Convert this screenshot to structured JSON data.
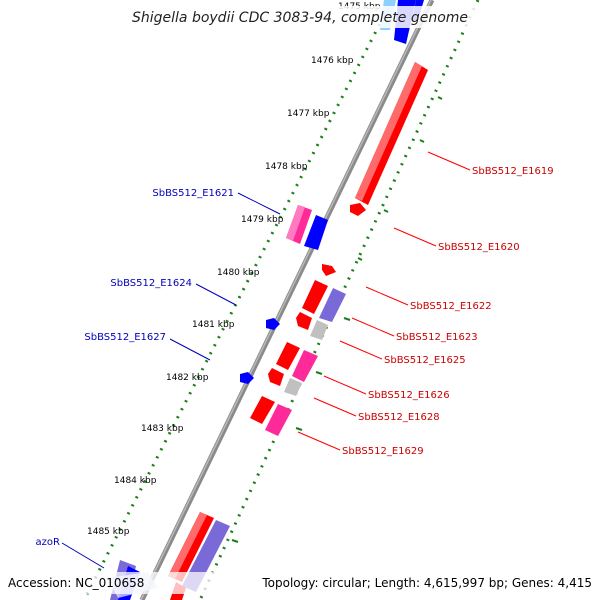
{
  "title": "Shigella boydii CDC 3083-94, complete genome",
  "accession": "Accession: NC_010658",
  "topology": "Topology: circular; Length: 4,615,997 bp; Genes: 4,415",
  "colors": {
    "backbone": "#808080",
    "dots": "#1a7f1a",
    "red": "#ff0000",
    "pink": "#ff2a9a",
    "blue": "#0000ff",
    "purple": "#7a6ad8",
    "grey": "#c0c0c0",
    "ltblue": "#8fd0ff",
    "label_red": "#cc0000",
    "label_blue": "#0000bb"
  },
  "kbp_ticks": [
    "1475 kbp",
    "1476 kbp",
    "1477 kbp",
    "1478 kbp",
    "1479 kbp",
    "1480 kbp",
    "1481 kbp",
    "1482 kbp",
    "1483 kbp",
    "1484 kbp",
    "1485 kbp"
  ],
  "gene_labels": {
    "right": [
      "SbBS512_E1619",
      "SbBS512_E1620",
      "SbBS512_E1622",
      "SbBS512_E1623",
      "SbBS512_E1625",
      "SbBS512_E1626",
      "SbBS512_E1628",
      "SbBS512_E1629"
    ],
    "left": [
      "SbBS512_E1621",
      "SbBS512_E1624",
      "SbBS512_E1627",
      "azoR"
    ]
  }
}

= = = =

→ **ASSIGNMENT**: Copy out every entry above exactly. Leave the pictures out.

→ **SOLUTION TO THIS TASK**:
Convert this screenshot to structured JSON data.
{
  "title": "Shigella boydii CDC 3083-94, complete genome",
  "accession": "Accession: NC_010658",
  "topology": "Topology: circular; Length: 4,615,997 bp; Genes: 4,415",
  "colors": {
    "backbone": "#808080",
    "dots": "#1a7f1a",
    "red": "#ff0000",
    "pink": "#ff2a9a",
    "blue": "#0000ff",
    "purple": "#7a6ad8",
    "grey": "#c0c0c0",
    "ltblue": "#8fd0ff",
    "label_red": "#cc0000",
    "label_blue": "#0000bb"
  },
  "kbp_ticks": [
    "1475 kbp",
    "1476 kbp",
    "1477 kbp",
    "1478 kbp",
    "1479 kbp",
    "1480 kbp",
    "1481 kbp",
    "1482 kbp",
    "1483 kbp",
    "1484 kbp",
    "1485 kbp"
  ],
  "gene_labels": {
    "right": [
      "SbBS512_E1619",
      "SbBS512_E1620",
      "SbBS512_E1622",
      "SbBS512_E1623",
      "SbBS512_E1625",
      "SbBS512_E1626",
      "SbBS512_E1628",
      "SbBS512_E1629"
    ],
    "left": [
      "SbBS512_E1621",
      "SbBS512_E1624",
      "SbBS512_E1627",
      "azoR"
    ]
  }
}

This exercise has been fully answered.